What is expected: Your task is to copy the material exactly.

#### Material for this task

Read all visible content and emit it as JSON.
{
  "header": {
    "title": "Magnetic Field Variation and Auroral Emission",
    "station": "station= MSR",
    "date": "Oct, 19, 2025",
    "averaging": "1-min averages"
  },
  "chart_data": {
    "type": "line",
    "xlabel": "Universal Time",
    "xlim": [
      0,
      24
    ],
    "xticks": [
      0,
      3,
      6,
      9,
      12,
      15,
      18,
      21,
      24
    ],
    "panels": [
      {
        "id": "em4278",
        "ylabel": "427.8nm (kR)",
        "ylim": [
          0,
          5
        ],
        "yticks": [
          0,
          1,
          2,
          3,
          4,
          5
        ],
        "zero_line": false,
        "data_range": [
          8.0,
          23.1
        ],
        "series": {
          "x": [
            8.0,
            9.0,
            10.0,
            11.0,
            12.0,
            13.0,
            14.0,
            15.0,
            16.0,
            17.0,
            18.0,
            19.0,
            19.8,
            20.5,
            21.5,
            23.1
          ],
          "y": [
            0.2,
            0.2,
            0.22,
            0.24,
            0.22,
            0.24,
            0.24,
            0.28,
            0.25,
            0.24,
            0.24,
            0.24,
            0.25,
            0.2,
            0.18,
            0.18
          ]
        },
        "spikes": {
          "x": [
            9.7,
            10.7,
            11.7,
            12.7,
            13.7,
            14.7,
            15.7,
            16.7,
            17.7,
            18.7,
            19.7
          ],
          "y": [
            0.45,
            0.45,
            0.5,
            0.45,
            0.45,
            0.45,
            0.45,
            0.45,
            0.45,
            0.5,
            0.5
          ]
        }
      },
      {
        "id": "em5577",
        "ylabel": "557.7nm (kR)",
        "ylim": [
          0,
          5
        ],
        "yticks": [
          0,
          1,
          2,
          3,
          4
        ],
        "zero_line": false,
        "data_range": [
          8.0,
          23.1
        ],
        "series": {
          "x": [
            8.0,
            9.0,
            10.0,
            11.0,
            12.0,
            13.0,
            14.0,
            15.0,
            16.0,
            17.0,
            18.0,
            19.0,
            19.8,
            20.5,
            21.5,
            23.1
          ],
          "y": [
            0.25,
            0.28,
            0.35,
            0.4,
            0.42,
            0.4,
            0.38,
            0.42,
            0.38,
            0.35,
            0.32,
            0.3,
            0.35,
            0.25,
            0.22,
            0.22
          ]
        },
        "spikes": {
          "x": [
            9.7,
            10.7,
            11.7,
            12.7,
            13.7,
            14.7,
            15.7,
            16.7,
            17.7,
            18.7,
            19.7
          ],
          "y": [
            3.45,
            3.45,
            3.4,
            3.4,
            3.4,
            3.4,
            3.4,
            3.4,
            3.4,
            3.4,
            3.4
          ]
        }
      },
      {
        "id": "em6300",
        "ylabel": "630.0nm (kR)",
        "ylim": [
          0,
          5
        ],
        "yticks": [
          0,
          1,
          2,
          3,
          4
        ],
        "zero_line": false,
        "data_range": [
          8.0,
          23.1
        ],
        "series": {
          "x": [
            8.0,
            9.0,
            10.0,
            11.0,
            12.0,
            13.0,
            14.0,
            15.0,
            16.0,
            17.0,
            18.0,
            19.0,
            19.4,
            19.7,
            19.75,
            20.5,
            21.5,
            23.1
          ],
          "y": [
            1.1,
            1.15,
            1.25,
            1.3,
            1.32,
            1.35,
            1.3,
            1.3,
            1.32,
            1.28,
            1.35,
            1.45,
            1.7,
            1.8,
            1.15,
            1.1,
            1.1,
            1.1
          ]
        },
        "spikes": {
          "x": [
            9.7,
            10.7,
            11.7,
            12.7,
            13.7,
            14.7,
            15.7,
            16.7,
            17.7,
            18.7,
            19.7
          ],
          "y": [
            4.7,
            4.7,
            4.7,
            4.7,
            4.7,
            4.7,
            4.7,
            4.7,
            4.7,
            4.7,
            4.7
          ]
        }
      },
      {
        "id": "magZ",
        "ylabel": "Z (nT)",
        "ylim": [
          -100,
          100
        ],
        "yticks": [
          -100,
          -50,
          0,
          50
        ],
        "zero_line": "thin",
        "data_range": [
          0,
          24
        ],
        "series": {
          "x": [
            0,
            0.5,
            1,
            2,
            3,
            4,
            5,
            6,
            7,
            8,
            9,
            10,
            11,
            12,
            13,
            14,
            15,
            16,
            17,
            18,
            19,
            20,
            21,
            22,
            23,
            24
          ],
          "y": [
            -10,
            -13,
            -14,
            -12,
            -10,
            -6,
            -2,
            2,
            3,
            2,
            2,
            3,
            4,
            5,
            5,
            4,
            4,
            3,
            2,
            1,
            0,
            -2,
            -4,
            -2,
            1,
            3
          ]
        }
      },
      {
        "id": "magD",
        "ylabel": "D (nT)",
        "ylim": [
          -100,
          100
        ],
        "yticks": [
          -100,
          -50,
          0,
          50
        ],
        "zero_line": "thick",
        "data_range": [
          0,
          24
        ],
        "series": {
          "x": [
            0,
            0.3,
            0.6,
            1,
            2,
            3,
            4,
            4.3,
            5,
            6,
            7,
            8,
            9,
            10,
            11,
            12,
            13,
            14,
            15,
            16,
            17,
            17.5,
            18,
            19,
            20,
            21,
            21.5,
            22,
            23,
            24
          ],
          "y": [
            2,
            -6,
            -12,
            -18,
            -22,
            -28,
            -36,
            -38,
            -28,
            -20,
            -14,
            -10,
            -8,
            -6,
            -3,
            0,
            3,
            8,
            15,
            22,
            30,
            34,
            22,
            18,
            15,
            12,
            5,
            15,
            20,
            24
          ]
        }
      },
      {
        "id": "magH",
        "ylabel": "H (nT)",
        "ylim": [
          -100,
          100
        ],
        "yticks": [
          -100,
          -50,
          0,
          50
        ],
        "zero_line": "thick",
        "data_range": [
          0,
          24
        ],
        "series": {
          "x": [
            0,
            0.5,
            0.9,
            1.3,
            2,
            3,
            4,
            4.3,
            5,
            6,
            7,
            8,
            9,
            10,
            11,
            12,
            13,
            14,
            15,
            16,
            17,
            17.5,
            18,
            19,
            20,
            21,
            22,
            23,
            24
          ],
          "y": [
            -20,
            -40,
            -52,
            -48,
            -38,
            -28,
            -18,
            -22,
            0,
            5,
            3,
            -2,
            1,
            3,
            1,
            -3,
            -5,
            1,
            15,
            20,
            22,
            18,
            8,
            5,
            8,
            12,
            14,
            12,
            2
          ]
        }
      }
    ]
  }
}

########

Response to this task:
Read all visible content and emit it as JSON.
{
  "header": {
    "title": "Magnetic Field Variation and Auroral Emission",
    "station": "station= MSR",
    "date": "Oct, 19, 2025",
    "averaging": "1-min averages"
  },
  "chart_data": {
    "type": "line",
    "xlabel": "Universal Time",
    "xlim": [
      0,
      24
    ],
    "xticks": [
      0,
      3,
      6,
      9,
      12,
      15,
      18,
      21,
      24
    ],
    "panels": [
      {
        "id": "em4278",
        "ylabel": "427.8nm (kR)",
        "ylim": [
          0,
          5
        ],
        "yticks": [
          0,
          1,
          2,
          3,
          4,
          5
        ],
        "zero_line": false,
        "data_range": [
          8.0,
          23.1
        ],
        "series": {
          "x": [
            8.0,
            9.0,
            10.0,
            11.0,
            12.0,
            13.0,
            14.0,
            15.0,
            16.0,
            17.0,
            18.0,
            19.0,
            19.8,
            20.5,
            21.5,
            23.1
          ],
          "y": [
            0.2,
            0.2,
            0.22,
            0.24,
            0.22,
            0.24,
            0.24,
            0.28,
            0.25,
            0.24,
            0.24,
            0.24,
            0.25,
            0.2,
            0.18,
            0.18
          ]
        },
        "spikes": {
          "x": [
            9.7,
            10.7,
            11.7,
            12.7,
            13.7,
            14.7,
            15.7,
            16.7,
            17.7,
            18.7,
            19.7
          ],
          "y": [
            0.45,
            0.45,
            0.5,
            0.45,
            0.45,
            0.45,
            0.45,
            0.45,
            0.45,
            0.5,
            0.5
          ]
        }
      },
      {
        "id": "em5577",
        "ylabel": "557.7nm (kR)",
        "ylim": [
          0,
          5
        ],
        "yticks": [
          0,
          1,
          2,
          3,
          4
        ],
        "zero_line": false,
        "data_range": [
          8.0,
          23.1
        ],
        "series": {
          "x": [
            8.0,
            9.0,
            10.0,
            11.0,
            12.0,
            13.0,
            14.0,
            15.0,
            16.0,
            17.0,
            18.0,
            19.0,
            19.8,
            20.5,
            21.5,
            23.1
          ],
          "y": [
            0.25,
            0.28,
            0.35,
            0.4,
            0.42,
            0.4,
            0.38,
            0.42,
            0.38,
            0.35,
            0.32,
            0.3,
            0.35,
            0.25,
            0.22,
            0.22
          ]
        },
        "spikes": {
          "x": [
            9.7,
            10.7,
            11.7,
            12.7,
            13.7,
            14.7,
            15.7,
            16.7,
            17.7,
            18.7,
            19.7
          ],
          "y": [
            3.45,
            3.45,
            3.4,
            3.4,
            3.4,
            3.4,
            3.4,
            3.4,
            3.4,
            3.4,
            3.4
          ]
        }
      },
      {
        "id": "em6300",
        "ylabel": "630.0nm (kR)",
        "ylim": [
          0,
          5
        ],
        "yticks": [
          0,
          1,
          2,
          3,
          4
        ],
        "zero_line": false,
        "data_range": [
          8.0,
          23.1
        ],
        "series": {
          "x": [
            8.0,
            9.0,
            10.0,
            11.0,
            12.0,
            13.0,
            14.0,
            15.0,
            16.0,
            17.0,
            18.0,
            19.0,
            19.4,
            19.7,
            19.75,
            20.5,
            21.5,
            23.1
          ],
          "y": [
            1.1,
            1.15,
            1.25,
            1.3,
            1.32,
            1.35,
            1.3,
            1.3,
            1.32,
            1.28,
            1.35,
            1.45,
            1.7,
            1.8,
            1.15,
            1.1,
            1.1,
            1.1
          ]
        },
        "spikes": {
          "x": [
            9.7,
            10.7,
            11.7,
            12.7,
            13.7,
            14.7,
            15.7,
            16.7,
            17.7,
            18.7,
            19.7
          ],
          "y": [
            4.7,
            4.7,
            4.7,
            4.7,
            4.7,
            4.7,
            4.7,
            4.7,
            4.7,
            4.7,
            4.7
          ]
        }
      },
      {
        "id": "magZ",
        "ylabel": "Z (nT)",
        "ylim": [
          -100,
          100
        ],
        "yticks": [
          -100,
          -50,
          0,
          50
        ],
        "zero_line": "thin",
        "data_range": [
          0,
          24
        ],
        "series": {
          "x": [
            0,
            0.5,
            1,
            2,
            3,
            4,
            5,
            6,
            7,
            8,
            9,
            10,
            11,
            12,
            13,
            14,
            15,
            16,
            17,
            18,
            19,
            20,
            21,
            22,
            23,
            24
          ],
          "y": [
            -10,
            -13,
            -14,
            -12,
            -10,
            -6,
            -2,
            2,
            3,
            2,
            2,
            3,
            4,
            5,
            5,
            4,
            4,
            3,
            2,
            1,
            0,
            -2,
            -4,
            -2,
            1,
            3
          ]
        }
      },
      {
        "id": "magD",
        "ylabel": "D (nT)",
        "ylim": [
          -100,
          100
        ],
        "yticks": [
          -100,
          -50,
          0,
          50
        ],
        "zero_line": "thick",
        "data_range": [
          0,
          24
        ],
        "series": {
          "x": [
            0,
            0.3,
            0.6,
            1,
            2,
            3,
            4,
            4.3,
            5,
            6,
            7,
            8,
            9,
            10,
            11,
            12,
            13,
            14,
            15,
            16,
            17,
            17.5,
            18,
            19,
            20,
            21,
            21.5,
            22,
            23,
            24
          ],
          "y": [
            2,
            -6,
            -12,
            -18,
            -22,
            -28,
            -36,
            -38,
            -28,
            -20,
            -14,
            -10,
            -8,
            -6,
            -3,
            0,
            3,
            8,
            15,
            22,
            30,
            34,
            22,
            18,
            15,
            12,
            5,
            15,
            20,
            24
          ]
        }
      },
      {
        "id": "magH",
        "ylabel": "H (nT)",
        "ylim": [
          -100,
          100
        ],
        "yticks": [
          -100,
          -50,
          0,
          50
        ],
        "zero_line": "thick",
        "data_range": [
          0,
          24
        ],
        "series": {
          "x": [
            0,
            0.5,
            0.9,
            1.3,
            2,
            3,
            4,
            4.3,
            5,
            6,
            7,
            8,
            9,
            10,
            11,
            12,
            13,
            14,
            15,
            16,
            17,
            17.5,
            18,
            19,
            20,
            21,
            22,
            23,
            24
          ],
          "y": [
            -20,
            -40,
            -52,
            -48,
            -38,
            -28,
            -18,
            -22,
            0,
            5,
            3,
            -2,
            1,
            3,
            1,
            -3,
            -5,
            1,
            15,
            20,
            22,
            18,
            8,
            5,
            8,
            12,
            14,
            12,
            2
          ]
        }
      }
    ]
  }
}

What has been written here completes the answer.